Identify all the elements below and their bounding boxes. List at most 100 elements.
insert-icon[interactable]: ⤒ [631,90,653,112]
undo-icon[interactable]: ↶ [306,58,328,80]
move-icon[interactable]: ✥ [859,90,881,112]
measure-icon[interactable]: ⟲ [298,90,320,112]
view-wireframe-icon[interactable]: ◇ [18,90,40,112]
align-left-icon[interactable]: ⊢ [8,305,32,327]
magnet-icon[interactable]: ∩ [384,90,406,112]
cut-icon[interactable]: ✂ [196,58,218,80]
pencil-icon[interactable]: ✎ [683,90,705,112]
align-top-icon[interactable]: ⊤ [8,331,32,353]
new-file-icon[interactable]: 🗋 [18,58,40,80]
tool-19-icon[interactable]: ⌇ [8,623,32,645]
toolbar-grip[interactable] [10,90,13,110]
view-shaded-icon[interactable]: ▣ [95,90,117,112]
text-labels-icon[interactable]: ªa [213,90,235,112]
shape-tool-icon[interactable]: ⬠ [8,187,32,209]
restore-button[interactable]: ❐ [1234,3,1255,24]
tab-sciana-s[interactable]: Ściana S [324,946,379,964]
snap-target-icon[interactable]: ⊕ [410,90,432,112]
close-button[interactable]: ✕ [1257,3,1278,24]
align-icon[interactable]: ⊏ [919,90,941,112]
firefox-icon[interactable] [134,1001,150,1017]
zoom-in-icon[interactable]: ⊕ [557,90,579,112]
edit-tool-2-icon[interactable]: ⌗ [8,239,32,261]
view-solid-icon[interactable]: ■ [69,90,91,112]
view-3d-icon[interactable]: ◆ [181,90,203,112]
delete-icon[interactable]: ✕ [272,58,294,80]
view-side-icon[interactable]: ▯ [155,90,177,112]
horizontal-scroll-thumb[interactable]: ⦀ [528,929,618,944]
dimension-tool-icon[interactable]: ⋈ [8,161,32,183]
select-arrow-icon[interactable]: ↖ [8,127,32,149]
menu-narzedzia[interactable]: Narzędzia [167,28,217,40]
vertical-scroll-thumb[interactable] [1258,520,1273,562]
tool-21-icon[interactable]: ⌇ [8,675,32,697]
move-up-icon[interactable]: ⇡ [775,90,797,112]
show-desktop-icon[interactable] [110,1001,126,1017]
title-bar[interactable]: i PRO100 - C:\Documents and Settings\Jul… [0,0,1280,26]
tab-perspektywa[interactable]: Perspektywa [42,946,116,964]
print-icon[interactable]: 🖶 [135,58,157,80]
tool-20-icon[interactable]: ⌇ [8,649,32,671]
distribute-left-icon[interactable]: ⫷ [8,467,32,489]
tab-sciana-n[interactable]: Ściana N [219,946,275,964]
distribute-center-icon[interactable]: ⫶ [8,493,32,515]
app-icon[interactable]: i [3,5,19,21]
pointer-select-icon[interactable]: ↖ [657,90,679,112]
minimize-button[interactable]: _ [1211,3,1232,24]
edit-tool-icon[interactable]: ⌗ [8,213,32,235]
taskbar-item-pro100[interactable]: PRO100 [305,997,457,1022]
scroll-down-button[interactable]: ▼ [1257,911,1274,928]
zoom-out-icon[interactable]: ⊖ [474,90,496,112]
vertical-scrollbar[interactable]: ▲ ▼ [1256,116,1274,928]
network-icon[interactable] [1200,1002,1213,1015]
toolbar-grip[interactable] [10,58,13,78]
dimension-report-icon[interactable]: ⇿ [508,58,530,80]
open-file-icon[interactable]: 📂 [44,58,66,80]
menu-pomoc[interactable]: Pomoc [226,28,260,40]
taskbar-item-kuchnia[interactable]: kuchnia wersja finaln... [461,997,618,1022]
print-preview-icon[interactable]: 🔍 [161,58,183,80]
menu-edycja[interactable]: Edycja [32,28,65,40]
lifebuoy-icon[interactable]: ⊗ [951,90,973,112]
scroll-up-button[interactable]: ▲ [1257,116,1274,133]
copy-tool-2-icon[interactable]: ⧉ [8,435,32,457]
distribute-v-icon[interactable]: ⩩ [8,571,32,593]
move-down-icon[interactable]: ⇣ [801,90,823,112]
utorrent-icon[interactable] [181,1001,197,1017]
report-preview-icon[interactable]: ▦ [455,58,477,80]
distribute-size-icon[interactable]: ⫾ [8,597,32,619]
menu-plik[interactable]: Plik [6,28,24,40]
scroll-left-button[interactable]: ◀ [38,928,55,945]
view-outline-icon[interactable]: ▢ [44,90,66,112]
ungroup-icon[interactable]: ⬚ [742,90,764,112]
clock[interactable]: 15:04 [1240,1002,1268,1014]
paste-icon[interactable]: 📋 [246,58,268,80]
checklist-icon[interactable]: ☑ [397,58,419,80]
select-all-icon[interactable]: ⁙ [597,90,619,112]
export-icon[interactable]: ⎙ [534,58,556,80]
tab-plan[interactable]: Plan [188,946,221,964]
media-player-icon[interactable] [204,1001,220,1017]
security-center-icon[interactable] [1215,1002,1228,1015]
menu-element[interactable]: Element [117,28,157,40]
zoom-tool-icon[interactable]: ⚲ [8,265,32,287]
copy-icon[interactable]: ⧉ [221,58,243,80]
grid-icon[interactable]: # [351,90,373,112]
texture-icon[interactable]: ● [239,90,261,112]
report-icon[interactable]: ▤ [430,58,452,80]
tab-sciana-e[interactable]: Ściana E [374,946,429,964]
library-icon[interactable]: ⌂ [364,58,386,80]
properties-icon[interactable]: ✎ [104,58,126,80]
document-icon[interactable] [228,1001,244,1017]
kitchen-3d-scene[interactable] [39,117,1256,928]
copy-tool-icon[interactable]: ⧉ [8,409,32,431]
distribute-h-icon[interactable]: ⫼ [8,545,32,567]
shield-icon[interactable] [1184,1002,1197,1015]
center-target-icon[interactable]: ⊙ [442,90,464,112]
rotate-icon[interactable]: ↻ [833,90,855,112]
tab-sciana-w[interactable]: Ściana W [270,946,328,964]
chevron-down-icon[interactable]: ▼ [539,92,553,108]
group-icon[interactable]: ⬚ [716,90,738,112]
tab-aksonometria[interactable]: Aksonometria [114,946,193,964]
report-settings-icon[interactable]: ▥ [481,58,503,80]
——
Reproduce the material from its first line up to and including the line containing "tab-sciana-s[interactable]: Ściana S".

Identify all the elements below and their bounding boxes. List at most 100 elements.
insert-icon[interactable]: ⤒ [631,90,653,112]
undo-icon[interactable]: ↶ [306,58,328,80]
move-icon[interactable]: ✥ [859,90,881,112]
measure-icon[interactable]: ⟲ [298,90,320,112]
view-wireframe-icon[interactable]: ◇ [18,90,40,112]
align-left-icon[interactable]: ⊢ [8,305,32,327]
magnet-icon[interactable]: ∩ [384,90,406,112]
cut-icon[interactable]: ✂ [196,58,218,80]
pencil-icon[interactable]: ✎ [683,90,705,112]
align-top-icon[interactable]: ⊤ [8,331,32,353]
new-file-icon[interactable]: 🗋 [18,58,40,80]
tool-19-icon[interactable]: ⌇ [8,623,32,645]
toolbar-grip[interactable] [10,90,13,110]
view-shaded-icon[interactable]: ▣ [95,90,117,112]
text-labels-icon[interactable]: ªa [213,90,235,112]
shape-tool-icon[interactable]: ⬠ [8,187,32,209]
restore-button[interactable]: ❐ [1234,3,1255,24]
tab-sciana-s[interactable]: Ściana S [324,946,379,964]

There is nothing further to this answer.